-- start of RECORDS PROVIDED --
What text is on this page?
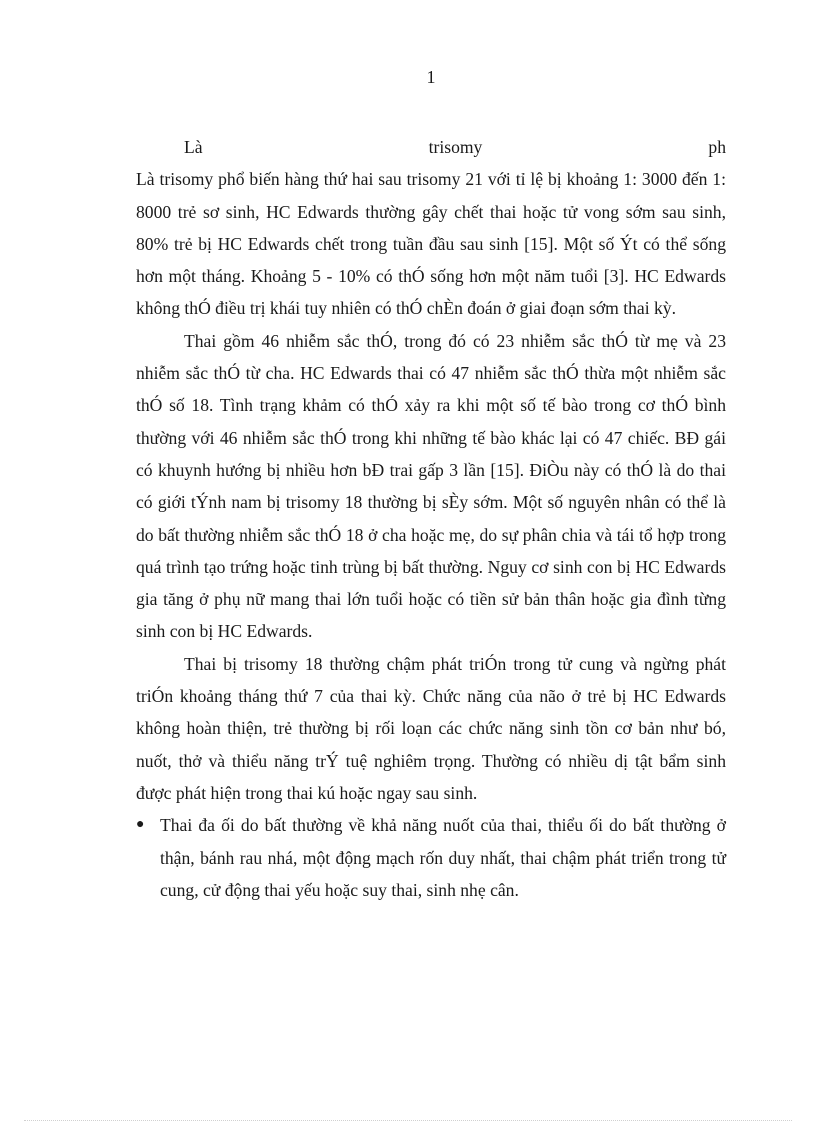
1
Là	trisomy	ph

Là trisomy phổ biến hàng thứ hai sau trisomy 21 với tỉ lệ bị khoảng 1: 3000 đến 1: 8000 trẻ sơ sinh, HC Edwards thường gây chết thai hoặc tử vong sớm sau sinh, 80% trẻ bị HC Edwards chết trong tuần đầu sau sinh [15]. Một số Ýt có thể sống hơn một tháng. Khoảng 5 - 10% có thÓ sống hơn một năm tuổi [3]. HC Edwards không thÓ điều trị khái tuy nhiên có thÓ chÈn đoán ở giai đoạn sớm thai kỳ.

Thai gồm 46 nhiễm sắc thÓ, trong đó có 23 nhiễm sắc thÓ từ mẹ và 23 nhiễm sắc thÓ từ cha. HC Edwards thai có 47 nhiễm sắc thÓ thừa một nhiễm sắc thÓ số 18. Tình trạng khảm có thÓ xảy ra khi một số tế bào trong cơ thÓ bình thường với 46 nhiễm sắc thÓ trong khi những tế bào khác lại có 47 chiếc. BÐ gái có khuynh hướng bị nhiều hơn bÐ trai gấp 3 lần [15]. ĐiÒu này có thÓ là do thai có giới tÝnh nam bị trisomy 18 thường bị sÈy sớm. Một số nguyên nhân có thể là do bất thường nhiễm sắc thÓ 18 ở cha hoặc mẹ, do sự phân chia và tái tổ hợp trong quá trình tạo trứng hoặc tinh trùng bị bất thường. Nguy cơ sinh con bị HC Edwards gia tăng ở phụ nữ mang thai lớn tuổi hoặc có tiền sử bản thân hoặc gia đình từng sinh con bị HC Edwards.

Thai bị trisomy 18 thường chậm phát triÓn trong tử cung và ngừng phát triÓn khoảng tháng thứ 7 của thai kỳ. Chức năng của não ở trẻ bị HC Edwards không hoàn thiện, trẻ thường bị rối loạn các chức năng sinh tồn cơ bản như bó, nuốt, thở và thiểu năng trÝ tuệ nghiêm trọng. Thường có nhiều dị tật bẩm sinh được phát hiện trong thai kú hoặc ngay sau sinh.

● Thai đa ối do bất thường về khả năng nuốt của thai, thiểu ối do bất thường ở thận, bánh rau nhá, một động mạch rốn duy nhất, thai chậm phát triển trong tử cung, cử động thai yếu hoặc suy thai, sinh nhẹ cân.
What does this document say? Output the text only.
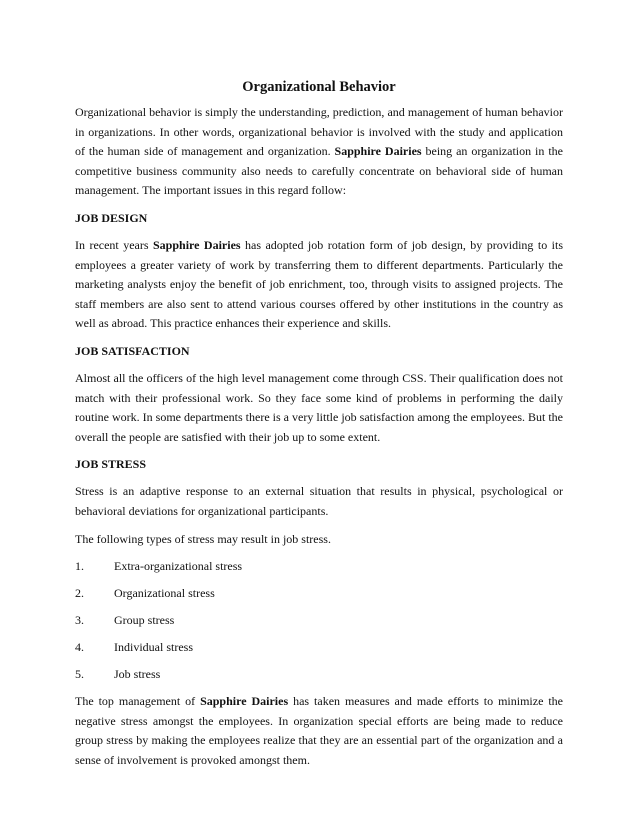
Organizational Behavior

Organizational behavior is simply the understanding, prediction, and management of human behavior in organizations. In other words, organizational behavior is involved with the study and application of the human side of management and organization. Sapphire Dairies being an organization in the competitive business community also needs to carefully concentrate on behavioral side of human management. The important issues in this regard follow:

JOB DESIGN

In recent years Sapphire Dairies has adopted job rotation form of job design, by providing to its employees a greater variety of work by transferring them to different departments. Particularly the marketing analysts enjoy the benefit of job enrichment, too, through visits to assigned projects. The staff members are also sent to attend various courses offered by other institutions in the country as well as abroad. This practice enhances their experience and skills.

JOB SATISFACTION

Almost all the officers of the high level management come through CSS. Their qualification does not match with their professional work. So they face some kind of problems in performing the daily routine work. In some departments there is a very little job satisfaction among the employees. But the overall the people are satisfied with their job up to some extent.

JOB STRESS

Stress is an adaptive response to an external situation that results in physical, psychological or behavioral deviations for organizational participants.

The following types of stress may result in job stress.

1.	Extra-organizational stress
2.	Organizational stress
3.	Group stress
4.	Individual stress
5.	Job stress

The top management of Sapphire Dairies has taken measures and made efforts to minimize the negative stress amongst the employees. In organization special efforts are being made to reduce group stress by making the employees realize that they are an essential part of the organization and a sense of involvement is provoked amongst them.
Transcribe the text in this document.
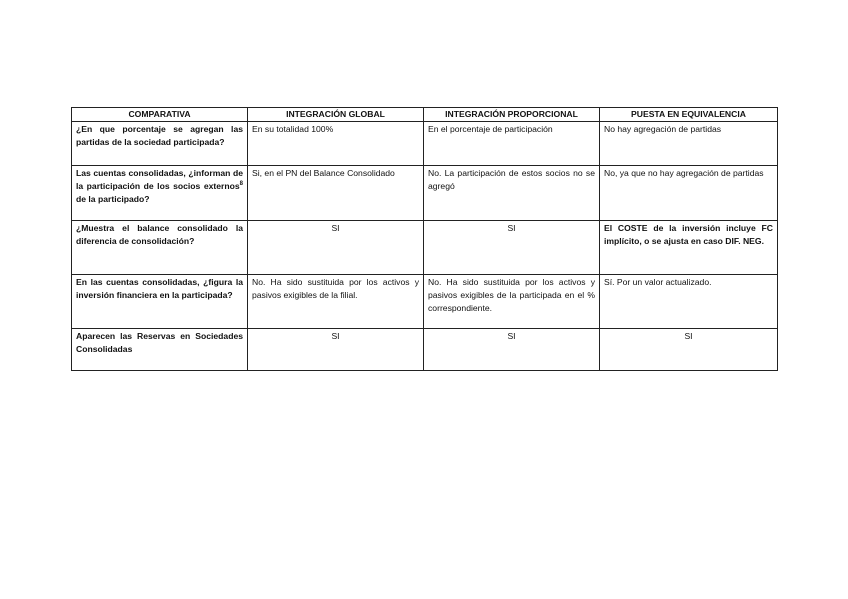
COMPARATIVA	INTEGRACIÓN GLOBAL	INTEGRACIÓN PROPORCIONAL	PUESTA EN EQUIVALENCIA
¿En que porcentaje se agregan las partidas de la sociedad participada?	En su totalidad 100%	En el porcentaje de participación	No hay agregación de partidas
Las cuentas consolidadas, ¿informan de la participación de los socios externos$^8$ de la participado?	Si, en el PN del Balance Consolidado	No. La participación de estos socios no se agregó	No, ya que no hay agregación de partidas
¿Muestra el balance consolidado la diferencia de consolidación?	SI	SI	El COSTE de la inversión incluye FC implícito, o se ajusta en caso DIF. NEG.
En las cuentas consolidadas, ¿figura la inversión financiera en la participada?	No. Ha sido sustituida por los activos y pasivos exigibles de la filial.	No. Ha sido sustituida por los activos y pasivos exigibles de la participada en el % correspondiente.	Sí. Por un valor actualizado.
Aparecen las Reservas en Sociedades Consolidadas	SI	SI	SI
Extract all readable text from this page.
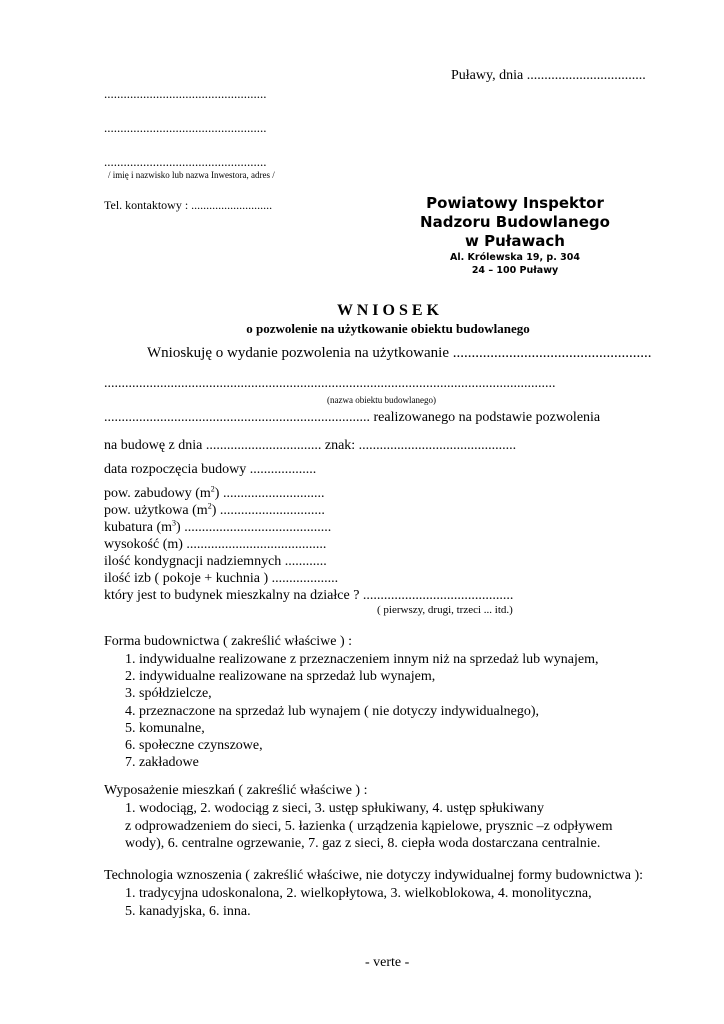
Puławy, dnia ..................................
..................................................
..................................................
..................................................
/ imię i nazwisko lub nazwa Inwestora, adres /
Tel. kontaktowy : ...........................	Powiatowy Inspektor
Nadzoru Budowlanego
w Puławach
Al. Królewska 19, p. 304
24 – 100 Puławy
W N I O S E K
o pozwolenie na użytkowanie obiektu budowlanego
Wnioskuję o wydanie pozwolenia na użytkowanie .....................................................
.................................................................................................................................
(nazwa obiektu budowlanego)
............................................................................ realizowanego na podstawie pozwolenia
na budowę z dnia ................................. znak: .............................................
data rozpoczęcia budowy ...................
pow. zabudowy $(m^2)$ .............................
pow. użytkowa $(m^2)$ ..............................
kubatura $(m^3)$ ..........................................
wysokość (m) ........................................
ilość kondygnacji nadziemnych ............
ilość izb ( pokoje + kuchnia ) ...................
który jest to budynek mieszkalny na działce ? ...........................................
( pierwszy, drugi, trzeci ... itd.)
Forma budownictwa ( zakreślić właściwe ) :
1. indywidualne realizowane z przeznaczeniem innym niż na sprzedaż lub wynajem,
2. indywidualne realizowane na sprzedaż lub wynajem,
3. spółdzielcze,
4. przeznaczone na sprzedaż lub wynajem ( nie dotyczy indywidualnego),
5. komunalne,
6. społeczne czynszowe,
7. zakładowe
Wyposażenie mieszkań ( zakreślić właściwe ) :
1. wodociąg, 2. wodociąg z sieci, 3. ustęp spłukiwany, 4. ustęp spłukiwany
z odprowadzeniem do sieci, 5. łazienka ( urządzenia kąpielowe, prysznic –z odpływem
wody), 6. centralne ogrzewanie, 7. gaz z sieci, 8. ciepła woda dostarczana centralnie.
Technologia wznoszenia ( zakreślić właściwe, nie dotyczy indywidualnej formy budownictwa ):
1. tradycyjna udoskonalona, 2. wielkopłytowa, 3. wielkoblokowa, 4. monolityczna,
5. kanadyjska, 6. inna.
- verte -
-- end of RECORDS PROVIDED --
▸ **INSTRUCTIONS FOR THE TASK**
Leave the pictures out and copy the rest of the data exactly.

▸ **SOLUTION TO THE EXERCISE**
What text is on this page?
1
Là	trisomy	ph

Là trisomy phổ biến hàng thứ hai sau trisomy 21 với tỉ lệ bị khoảng 1: 3000 đến 1: 8000 trẻ sơ sinh, HC Edwards thường gây chết thai hoặc tử vong sớm sau sinh, 80% trẻ bị HC Edwards chết trong tuần đầu sau sinh [15]. Một số Ýt có thể sống hơn một tháng. Khoảng 5 - 10% có thÓ sống hơn một năm tuổi [3]. HC Edwards không thÓ điều trị khái tuy nhiên có thÓ chÈn đoán ở giai đoạn sớm thai kỳ.

Thai gồm 46 nhiễm sắc thÓ, trong đó có 23 nhiễm sắc thÓ từ mẹ và 23 nhiễm sắc thÓ từ cha. HC Edwards thai có 47 nhiễm sắc thÓ thừa một nhiễm sắc thÓ số 18. Tình trạng khảm có thÓ xảy ra khi một số tế bào trong cơ thÓ bình thường với 46 nhiễm sắc thÓ trong khi những tế bào khác lại có 47 chiếc. BÐ gái có khuynh hướng bị nhiều hơn bÐ trai gấp 3 lần [15]. ĐiÒu này có thÓ là do thai có giới tÝnh nam bị trisomy 18 thường bị sÈy sớm. Một số nguyên nhân có thể là do bất thường nhiễm sắc thÓ 18 ở cha hoặc mẹ, do sự phân chia và tái tổ hợp trong quá trình tạo trứng hoặc tinh trùng bị bất thường. Nguy cơ sinh con bị HC Edwards gia tăng ở phụ nữ mang thai lớn tuổi hoặc có tiền sử bản thân hoặc gia đình từng sinh con bị HC Edwards.

Thai bị trisomy 18 thường chậm phát triÓn trong tử cung và ngừng phát triÓn khoảng tháng thứ 7 của thai kỳ. Chức năng của não ở trẻ bị HC Edwards không hoàn thiện, trẻ thường bị rối loạn các chức năng sinh tồn cơ bản như bó, nuốt, thở và thiểu năng trÝ tuệ nghiêm trọng. Thường có nhiều dị tật bẩm sinh được phát hiện trong thai kú hoặc ngay sau sinh.

● Thai đa ối do bất thường về khả năng nuốt của thai, thiểu ối do bất thường ở thận, bánh rau nhá, một động mạch rốn duy nhất, thai chậm phát triển trong tử cung, cử động thai yếu hoặc suy thai, sinh nhẹ cân.
What does this document say? Output the text only.
Organizational Behavior

Organizational behavior is simply the understanding, prediction, and management of human behavior in organizations. In other words, organizational behavior is involved with the study and application of the human side of management and organization. Sapphire Dairies being an organization in the competitive business community also needs to carefully concentrate on behavioral side of human management. The important issues in this regard follow:

JOB DESIGN

In recent years Sapphire Dairies has adopted job rotation form of job design, by providing to its employees a greater variety of work by transferring them to different departments. Particularly the marketing analysts enjoy the benefit of job enrichment, too, through visits to assigned projects. The staff members are also sent to attend various courses offered by other institutions in the country as well as abroad. This practice enhances their experience and skills.

JOB SATISFACTION

Almost all the officers of the high level management come through CSS. Their qualification does not match with their professional work. So they face some kind of problems in performing the daily routine work. In some departments there is a very little job satisfaction among the employees. But the overall the people are satisfied with their job up to some extent.

JOB STRESS

Stress is an adaptive response to an external situation that results in physical, psychological or behavioral deviations for organizational participants.

The following types of stress may result in job stress.

1.	Extra-organizational stress
2.	Organizational stress
3.	Group stress
4.	Individual stress
5.	Job stress

The top management of Sapphire Dairies has taken measures and made efforts to minimize the negative stress amongst the employees. In organization special efforts are being made to reduce group stress by making the employees realize that they are an essential part of the organization and a sense of involvement is provoked amongst them.
Transcribe the text in this document.
COMPARATIVA	INTEGRACIÓN GLOBAL	INTEGRACIÓN PROPORCIONAL	PUESTA EN EQUIVALENCIA
¿En que porcentaje se agregan las partidas de la sociedad participada?	En su totalidad 100%	En el porcentaje de participación	No hay agregación de partidas
Las cuentas consolidadas, ¿informan de la participación de los socios externos$^8$ de la participado?	Si, en el PN del Balance Consolidado	No. La participación de estos socios no se agregó	No, ya que no hay agregación de partidas
¿Muestra el balance consolidado la diferencia de consolidación?	SI	SI	El COSTE de la inversión incluye FC implícito, o se ajusta en caso DIF. NEG.
En las cuentas consolidadas, ¿figura la inversión financiera en la participada?	No. Ha sido sustituida por los activos y pasivos exigibles de la filial.	No. Ha sido sustituida por los activos y pasivos exigibles de la participada en el % correspondiente.	Sí. Por un valor actualizado.
Aparecen las Reservas en Sociedades Consolidadas	SI	SI	SI
Extract all readable text from this page.
Puławy, dnia ..................................
..................................................
..................................................
..................................................
/ imię i nazwisko lub nazwa Inwestora, adres /
Tel. kontaktowy : ...........................	Powiatowy Inspektor
Nadzoru Budowlanego
w Puławach
Al. Królewska 19, p. 304
24 – 100 Puławy
W N I O S E K
o pozwolenie na użytkowanie obiektu budowlanego
Wnioskuję o wydanie pozwolenia na użytkowanie .....................................................
.................................................................................................................................
(nazwa obiektu budowlanego)
............................................................................ realizowanego na podstawie pozwolenia
na budowę z dnia ................................. znak: .............................................
data rozpoczęcia budowy ...................
pow. zabudowy $(m^2)$ .............................
pow. użytkowa $(m^2)$ ..............................
kubatura $(m^3)$ ..........................................
wysokość (m) ........................................
ilość kondygnacji nadziemnych ............
ilość izb ( pokoje + kuchnia ) ...................
który jest to budynek mieszkalny na działce ? ...........................................
( pierwszy, drugi, trzeci ... itd.)
Forma budownictwa ( zakreślić właściwe ) :
1. indywidualne realizowane z przeznaczeniem innym niż na sprzedaż lub wynajem,
2. indywidualne realizowane na sprzedaż lub wynajem,
3. spółdzielcze,
4. przeznaczone na sprzedaż lub wynajem ( nie dotyczy indywidualnego),
5. komunalne,
6. społeczne czynszowe,
7. zakładowe
Wyposażenie mieszkań ( zakreślić właściwe ) :
1. wodociąg, 2. wodociąg z sieci, 3. ustęp spłukiwany, 4. ustęp spłukiwany
z odprowadzeniem do sieci, 5. łazienka ( urządzenia kąpielowe, prysznic –z odpływem
wody), 6. centralne ogrzewanie, 7. gaz z sieci, 8. ciepła woda dostarczana centralnie.
Technologia wznoszenia ( zakreślić właściwe, nie dotyczy indywidualnej formy budownictwa ):
1. tradycyjna udoskonalona, 2. wielkopłytowa, 3. wielkoblokowa, 4. monolityczna,
5. kanadyjska, 6. inna.
- verte -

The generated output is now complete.